Instruction
Check each line for the string "this", then give only how many lines have it.

Data extract
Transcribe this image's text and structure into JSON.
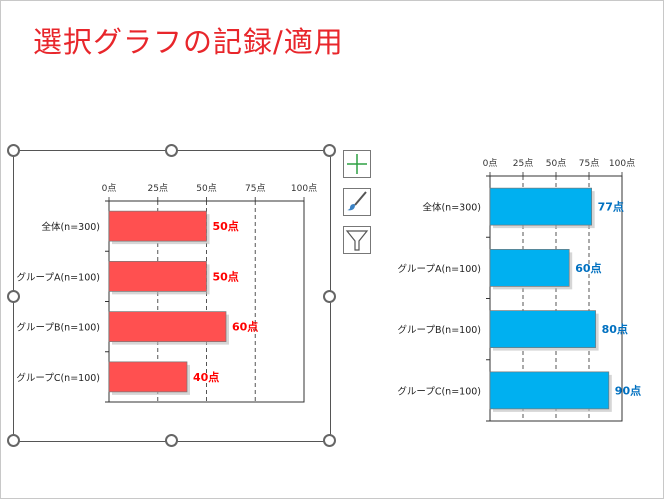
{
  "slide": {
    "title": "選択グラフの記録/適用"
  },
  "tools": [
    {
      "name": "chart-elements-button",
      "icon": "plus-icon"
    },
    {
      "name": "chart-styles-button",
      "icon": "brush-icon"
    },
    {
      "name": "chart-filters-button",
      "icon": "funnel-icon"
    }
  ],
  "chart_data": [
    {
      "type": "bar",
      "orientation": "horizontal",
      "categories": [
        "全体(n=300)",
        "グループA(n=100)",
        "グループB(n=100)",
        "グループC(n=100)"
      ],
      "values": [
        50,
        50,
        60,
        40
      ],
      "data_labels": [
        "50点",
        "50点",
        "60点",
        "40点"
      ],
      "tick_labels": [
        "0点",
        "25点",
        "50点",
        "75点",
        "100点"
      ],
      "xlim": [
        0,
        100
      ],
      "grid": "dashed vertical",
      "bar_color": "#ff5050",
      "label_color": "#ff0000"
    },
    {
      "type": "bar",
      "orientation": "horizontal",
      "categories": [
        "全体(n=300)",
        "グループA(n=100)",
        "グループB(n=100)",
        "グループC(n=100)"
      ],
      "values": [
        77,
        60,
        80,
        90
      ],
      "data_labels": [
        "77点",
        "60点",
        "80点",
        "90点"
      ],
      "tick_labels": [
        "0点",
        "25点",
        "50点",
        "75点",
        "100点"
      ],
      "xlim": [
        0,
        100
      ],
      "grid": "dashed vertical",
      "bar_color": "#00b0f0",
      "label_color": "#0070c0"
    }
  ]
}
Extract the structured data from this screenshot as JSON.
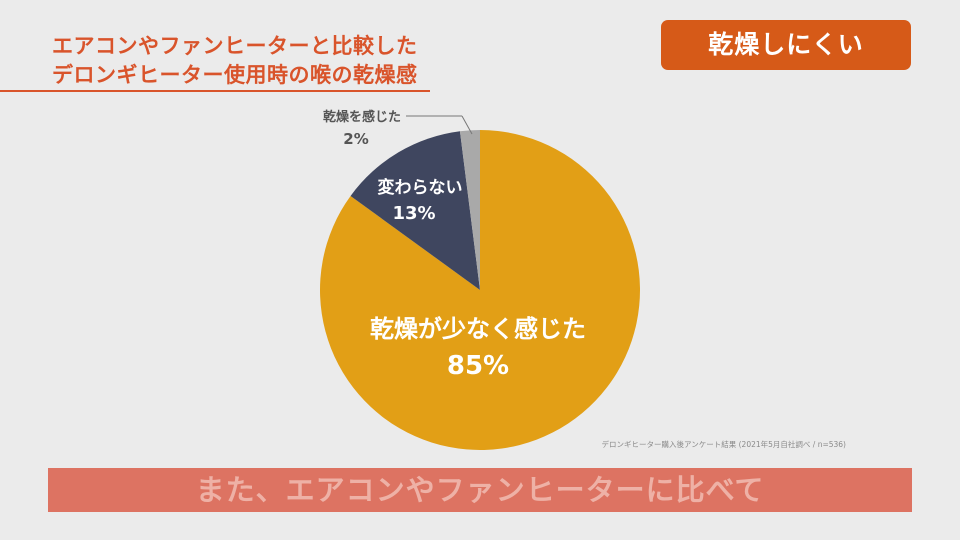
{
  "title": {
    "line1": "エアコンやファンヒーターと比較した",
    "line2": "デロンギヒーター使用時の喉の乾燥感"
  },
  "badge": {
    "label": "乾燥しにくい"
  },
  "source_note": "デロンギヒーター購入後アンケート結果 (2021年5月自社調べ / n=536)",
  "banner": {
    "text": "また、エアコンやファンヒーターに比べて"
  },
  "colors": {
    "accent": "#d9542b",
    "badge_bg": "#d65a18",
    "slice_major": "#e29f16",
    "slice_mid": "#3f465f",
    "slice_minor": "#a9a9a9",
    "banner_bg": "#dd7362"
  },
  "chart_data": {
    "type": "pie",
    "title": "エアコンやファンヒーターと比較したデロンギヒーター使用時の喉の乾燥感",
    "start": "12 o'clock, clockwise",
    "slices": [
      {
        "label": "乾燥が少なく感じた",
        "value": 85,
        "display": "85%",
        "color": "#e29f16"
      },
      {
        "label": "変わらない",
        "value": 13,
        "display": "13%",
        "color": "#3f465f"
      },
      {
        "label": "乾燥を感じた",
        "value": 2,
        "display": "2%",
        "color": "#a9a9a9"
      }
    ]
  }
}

...

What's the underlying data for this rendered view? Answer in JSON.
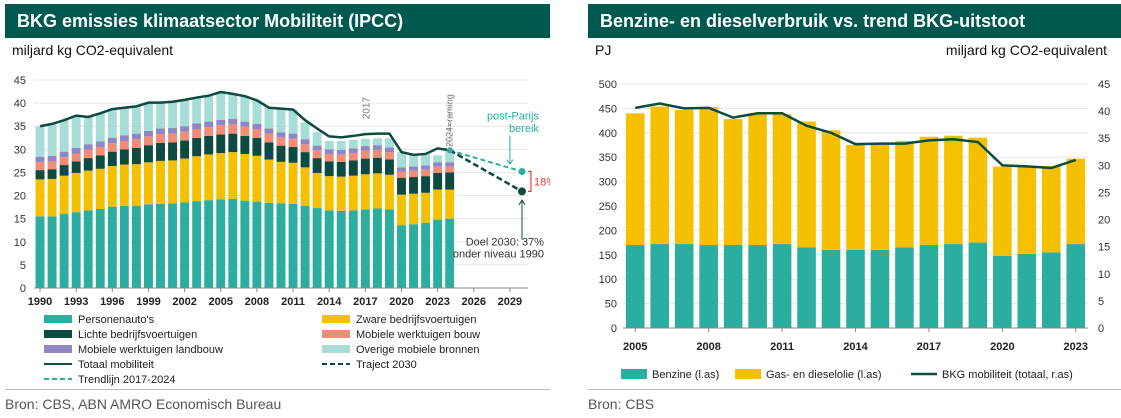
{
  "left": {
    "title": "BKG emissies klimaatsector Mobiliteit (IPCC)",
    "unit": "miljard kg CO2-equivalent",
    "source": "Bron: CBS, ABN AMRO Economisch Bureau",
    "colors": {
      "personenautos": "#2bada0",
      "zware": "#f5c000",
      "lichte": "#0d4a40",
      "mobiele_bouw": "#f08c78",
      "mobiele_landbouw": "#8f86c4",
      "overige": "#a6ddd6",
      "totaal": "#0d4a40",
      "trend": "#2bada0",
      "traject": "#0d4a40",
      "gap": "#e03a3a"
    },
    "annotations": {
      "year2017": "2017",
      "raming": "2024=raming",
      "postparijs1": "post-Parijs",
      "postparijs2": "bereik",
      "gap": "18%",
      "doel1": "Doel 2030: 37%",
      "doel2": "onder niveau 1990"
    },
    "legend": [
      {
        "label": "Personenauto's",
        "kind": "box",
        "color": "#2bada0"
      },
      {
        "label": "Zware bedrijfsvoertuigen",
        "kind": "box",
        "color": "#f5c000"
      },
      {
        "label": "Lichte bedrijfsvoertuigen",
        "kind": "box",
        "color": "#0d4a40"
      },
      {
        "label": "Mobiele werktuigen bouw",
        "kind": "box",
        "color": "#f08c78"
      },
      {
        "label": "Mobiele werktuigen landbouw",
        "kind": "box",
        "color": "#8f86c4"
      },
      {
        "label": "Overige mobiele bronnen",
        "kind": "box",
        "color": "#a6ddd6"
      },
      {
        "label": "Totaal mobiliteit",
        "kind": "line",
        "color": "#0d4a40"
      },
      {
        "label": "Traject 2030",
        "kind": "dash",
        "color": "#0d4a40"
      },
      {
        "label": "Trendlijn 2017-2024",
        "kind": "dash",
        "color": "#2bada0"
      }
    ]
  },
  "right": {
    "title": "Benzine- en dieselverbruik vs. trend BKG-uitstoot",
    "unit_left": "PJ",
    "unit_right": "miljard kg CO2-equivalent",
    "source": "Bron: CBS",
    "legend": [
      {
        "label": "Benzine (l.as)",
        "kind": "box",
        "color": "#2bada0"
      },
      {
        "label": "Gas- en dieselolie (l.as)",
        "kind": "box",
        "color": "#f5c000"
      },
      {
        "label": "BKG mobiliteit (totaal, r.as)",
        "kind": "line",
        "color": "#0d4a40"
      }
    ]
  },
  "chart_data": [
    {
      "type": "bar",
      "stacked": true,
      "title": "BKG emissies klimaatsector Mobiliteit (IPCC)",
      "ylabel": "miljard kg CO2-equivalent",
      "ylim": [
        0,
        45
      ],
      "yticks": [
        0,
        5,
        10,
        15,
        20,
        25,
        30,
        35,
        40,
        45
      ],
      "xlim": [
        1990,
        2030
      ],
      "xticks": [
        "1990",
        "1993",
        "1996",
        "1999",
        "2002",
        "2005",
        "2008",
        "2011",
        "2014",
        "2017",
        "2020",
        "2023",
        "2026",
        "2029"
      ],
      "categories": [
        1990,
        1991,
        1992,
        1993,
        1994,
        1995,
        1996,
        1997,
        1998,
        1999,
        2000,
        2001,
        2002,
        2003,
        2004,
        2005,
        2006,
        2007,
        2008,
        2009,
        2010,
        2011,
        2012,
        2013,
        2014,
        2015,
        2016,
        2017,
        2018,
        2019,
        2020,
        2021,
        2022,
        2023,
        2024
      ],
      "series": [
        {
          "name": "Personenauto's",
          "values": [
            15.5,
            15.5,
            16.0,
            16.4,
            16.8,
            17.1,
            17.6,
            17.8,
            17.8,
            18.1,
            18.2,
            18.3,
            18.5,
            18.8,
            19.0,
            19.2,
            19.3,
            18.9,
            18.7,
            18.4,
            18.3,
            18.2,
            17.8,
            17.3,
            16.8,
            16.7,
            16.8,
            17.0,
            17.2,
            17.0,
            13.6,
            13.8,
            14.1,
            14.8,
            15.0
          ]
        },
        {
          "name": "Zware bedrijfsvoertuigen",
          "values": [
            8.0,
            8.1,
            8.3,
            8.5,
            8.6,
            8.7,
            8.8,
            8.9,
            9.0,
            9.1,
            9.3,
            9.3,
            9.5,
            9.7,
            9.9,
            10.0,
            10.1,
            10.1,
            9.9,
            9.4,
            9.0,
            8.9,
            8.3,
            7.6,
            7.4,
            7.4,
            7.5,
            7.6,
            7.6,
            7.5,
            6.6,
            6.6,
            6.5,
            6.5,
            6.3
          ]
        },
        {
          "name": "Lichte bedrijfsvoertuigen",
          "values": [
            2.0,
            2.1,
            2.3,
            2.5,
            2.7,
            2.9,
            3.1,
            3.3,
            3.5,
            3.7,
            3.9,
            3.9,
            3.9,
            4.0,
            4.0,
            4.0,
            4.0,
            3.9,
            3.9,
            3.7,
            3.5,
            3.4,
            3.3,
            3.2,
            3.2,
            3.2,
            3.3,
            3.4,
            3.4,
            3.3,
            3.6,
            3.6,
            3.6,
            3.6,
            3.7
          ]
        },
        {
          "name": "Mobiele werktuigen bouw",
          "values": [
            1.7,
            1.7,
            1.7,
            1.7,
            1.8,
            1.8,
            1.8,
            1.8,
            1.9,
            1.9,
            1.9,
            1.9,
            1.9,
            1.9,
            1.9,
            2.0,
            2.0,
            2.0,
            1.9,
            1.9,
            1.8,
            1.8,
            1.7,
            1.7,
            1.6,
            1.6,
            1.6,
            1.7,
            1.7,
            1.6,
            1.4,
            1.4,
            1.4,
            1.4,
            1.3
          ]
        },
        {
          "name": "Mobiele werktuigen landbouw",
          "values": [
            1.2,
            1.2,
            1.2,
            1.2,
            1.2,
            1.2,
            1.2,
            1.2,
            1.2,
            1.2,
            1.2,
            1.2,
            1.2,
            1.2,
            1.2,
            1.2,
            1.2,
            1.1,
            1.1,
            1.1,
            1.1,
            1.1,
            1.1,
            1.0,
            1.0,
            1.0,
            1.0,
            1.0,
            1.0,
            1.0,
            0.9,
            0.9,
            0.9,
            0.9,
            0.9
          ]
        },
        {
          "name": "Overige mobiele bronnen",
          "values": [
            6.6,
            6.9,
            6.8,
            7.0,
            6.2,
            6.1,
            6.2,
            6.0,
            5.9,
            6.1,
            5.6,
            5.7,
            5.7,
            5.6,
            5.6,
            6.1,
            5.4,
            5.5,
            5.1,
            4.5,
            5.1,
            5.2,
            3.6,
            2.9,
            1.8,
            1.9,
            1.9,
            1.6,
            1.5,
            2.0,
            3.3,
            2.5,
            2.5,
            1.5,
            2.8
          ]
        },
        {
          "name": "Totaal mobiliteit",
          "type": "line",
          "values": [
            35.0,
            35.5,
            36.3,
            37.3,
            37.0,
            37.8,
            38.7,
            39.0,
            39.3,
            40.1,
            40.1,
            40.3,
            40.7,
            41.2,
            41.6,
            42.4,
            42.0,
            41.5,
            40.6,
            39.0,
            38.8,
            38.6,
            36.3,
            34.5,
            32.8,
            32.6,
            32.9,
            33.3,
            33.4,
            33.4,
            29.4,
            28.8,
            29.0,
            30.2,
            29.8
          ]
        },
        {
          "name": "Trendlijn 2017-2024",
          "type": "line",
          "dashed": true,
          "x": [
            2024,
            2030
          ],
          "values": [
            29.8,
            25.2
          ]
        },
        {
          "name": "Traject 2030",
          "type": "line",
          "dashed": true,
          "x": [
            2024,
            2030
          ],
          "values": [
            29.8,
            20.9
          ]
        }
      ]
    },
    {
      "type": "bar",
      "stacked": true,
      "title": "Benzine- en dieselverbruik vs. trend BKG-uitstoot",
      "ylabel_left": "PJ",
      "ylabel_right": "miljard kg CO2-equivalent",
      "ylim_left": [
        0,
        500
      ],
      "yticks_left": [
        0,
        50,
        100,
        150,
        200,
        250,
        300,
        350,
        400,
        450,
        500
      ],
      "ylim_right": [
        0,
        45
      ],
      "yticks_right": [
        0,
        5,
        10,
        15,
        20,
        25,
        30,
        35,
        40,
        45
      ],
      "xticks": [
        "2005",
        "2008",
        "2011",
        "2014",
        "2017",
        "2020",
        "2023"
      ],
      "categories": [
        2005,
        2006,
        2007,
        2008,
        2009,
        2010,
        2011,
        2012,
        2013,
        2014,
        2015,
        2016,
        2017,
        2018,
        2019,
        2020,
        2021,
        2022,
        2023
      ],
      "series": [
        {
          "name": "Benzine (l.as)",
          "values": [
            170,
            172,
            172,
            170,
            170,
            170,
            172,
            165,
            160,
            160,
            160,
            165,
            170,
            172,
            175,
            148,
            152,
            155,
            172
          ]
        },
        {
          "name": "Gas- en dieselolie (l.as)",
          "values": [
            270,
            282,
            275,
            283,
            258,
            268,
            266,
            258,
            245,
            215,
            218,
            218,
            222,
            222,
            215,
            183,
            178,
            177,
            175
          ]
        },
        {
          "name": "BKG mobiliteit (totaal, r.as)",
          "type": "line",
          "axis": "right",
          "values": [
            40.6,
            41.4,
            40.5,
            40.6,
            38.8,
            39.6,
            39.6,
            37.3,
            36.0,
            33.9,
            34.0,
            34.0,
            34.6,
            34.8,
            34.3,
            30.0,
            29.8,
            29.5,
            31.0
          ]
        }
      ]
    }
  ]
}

Problem solution
3